* EXERCISES *
[1] According to the code review summary, which method needs shape restoration logic?
[2] Resume the code review summary right after its final line.

Confidence Score: 3/5

• generally safe but contains shape handling bug that could cause runtime issues
• C++ bug fix is correct and necessary. Python additions follow existing patterns but have a shape inconsistency issue where NVFP4InferenceLinear.forward flattens input without restoring original shape, inconsistent with docstring and grouped version implementation. This could cause downstream shape mismatches.
• pay close attention to benchmarks/python/layers_for_inference_benchmark.py - the NVFP4InferenceLinear.forward method needs shape restoration logic

Important Files Changed

Filename	Overview
csrc/runtime/allocations.cpp	fixes bug where .view() was called on non-divisible splits during allocation inference by adding divisibility check
benchmarks/python/layers_for_inference_benchmark.py	adds NVFP4InferenceLinear and NVFP4InferenceSwiGLU for non-grouped quantized matmul operations; fake implementation has shape mismatch with forward method's flattening behavior
benchmarks/python/benchmark_inference.py	registers nvfp4 scaled_mm custom op, adds translator for Thunder, and quantizes gate projection and SwiGLU modules in Llama4MoE

Sequence Diagram

sequenceDiagram
    participant Benchmark as benchmark_inference.py
    participant Quantize as _quantize_llama4()
    participant Linear as NVFP4InferenceLinear
    participant Op as nvfuser_f16a_nvfp4weight_scaled_mm
    participant Thunder as Thunder/nvFuser
    participant Alloc as allocations.cpp
    
    Note over Benchmark: Register custom ops
    Benchmark->>Thunder: _register_nvfp4_ops()

* RAW DATA *

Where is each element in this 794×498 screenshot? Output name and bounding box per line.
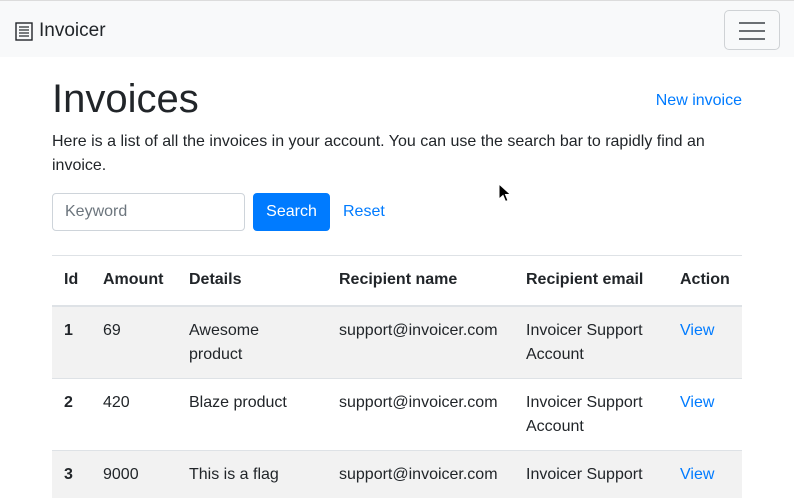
new-invoice-link[interactable]: New invoice [656, 92, 742, 110]
navbar: Invoicer [0, 0, 794, 57]
table-row: 2 420 Blaze product support@invoicer.com… [52, 377, 742, 450]
cell-amount: 69 [91, 305, 177, 378]
cell-details: Blaze product [177, 377, 327, 450]
table-header-row: Id Amount Details Recipient name Recipie… [52, 255, 742, 307]
cell-id: 1 [52, 305, 91, 378]
search-button[interactable]: Search [253, 193, 330, 231]
search-input[interactable] [52, 193, 245, 231]
mouse-cursor-icon [498, 183, 512, 203]
cell-id: 3 [52, 449, 91, 498]
header-id: Id [52, 255, 91, 307]
view-link[interactable]: View [680, 322, 714, 339]
cell-amount: 420 [91, 377, 177, 450]
cell-id: 2 [52, 377, 91, 450]
view-link[interactable]: View [680, 466, 714, 483]
reset-link[interactable]: Reset [343, 203, 385, 221]
view-link[interactable]: View [680, 394, 714, 411]
brand-name: Invoicer [39, 20, 106, 41]
header-recipient-email: Recipient email [514, 255, 668, 307]
cell-action: View [668, 449, 742, 498]
cell-recipient-email: Invoicer Support Account [514, 377, 668, 450]
cell-details: This is a flag [177, 449, 327, 498]
cell-recipient-email: Invoicer Support Account [514, 305, 668, 378]
invoices-table: Id Amount Details Recipient name Recipie… [52, 255, 742, 498]
header-action: Action [668, 255, 742, 307]
cell-amount: 9000 [91, 449, 177, 498]
cell-details: Awesome product [177, 305, 327, 378]
table-row: 3 9000 This is a flag support@invoicer.c… [52, 449, 742, 498]
cell-action: View [668, 305, 742, 378]
brand-link[interactable]: Invoicer [14, 17, 106, 45]
hamburger-menu-icon [739, 22, 765, 24]
page-title: Invoices [52, 77, 199, 121]
hamburger-menu-button[interactable] [724, 10, 780, 50]
header-amount: Amount [91, 255, 177, 307]
cell-recipient-name: support@invoicer.com [327, 305, 514, 378]
cell-recipient-email: Invoicer Support [514, 449, 668, 498]
header-details: Details [177, 255, 327, 307]
cell-recipient-name: support@invoicer.com [327, 377, 514, 450]
cell-action: View [668, 377, 742, 450]
header-recipient-name: Recipient name [327, 255, 514, 307]
table-row: 1 69 Awesome product support@invoicer.co… [52, 305, 742, 378]
cell-recipient-name: support@invoicer.com [327, 449, 514, 498]
intro-text: Here is a list of all the invoices in yo… [52, 133, 705, 174]
receipt-icon [15, 22, 33, 41]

* ANSWERS IN ORDER *
[1] The NVFP4InferenceLinear.forward method in benchmarks/python/layers_for_inference_benchmark.py.

[2]
    Thunder->>Thunder: register nvfp4_scaled_mm_symbol
    Thunder->>Thunder: register nvfp4_scaled_mm_translator
    
    Note over Benchmark: Model preparation
    Benchmark->>Quantize: _quantize_llama4(model)
    Quantize->>Quantize: replace GroupedSwiGLU with NVFP4InferenceGroupedSwiGLU
    Quantize->>Quantize: replace SwiGLU with NVFP4InferenceSwiGLU
    Quantize->>Quantize: find Llama4MoE modules
    Quantize->>Linear: gate = NVFP4InferenceLinear.from_linear()
    Linear->>Linear: quantize_linear_weight_to_nvfp4()
    Linear-->>Quantize: NVFP4InferenceLinear instance
    
    Note over Benchmark: Forward pass
    Benchmark->>Linear: forward(hidden_states)
    Linear->>Linear: flatten: view(-1, in_features)
    Linear->>Op: f16a_nvfp4weight_scaled_mm(activation, fp4_weight, ...)
    Op->>Op: dequantize_to_dtype()
    Op->>Op: torch.nn.functional.linear()
    Op-->>Linear: output (2D, bfloat16)
    Linear-->>Benchmark: output (shape not restored)
    
    Note over Thunder: nvFuser translation
    Thunder->>Thunder: nvfp4_scaled_mm_translator()
    Thunder->>Thunder: nv_block_quantize(activation)
    Thunder->>Thunder: scaled_mm(quantized_activation, fp4_weight, ...)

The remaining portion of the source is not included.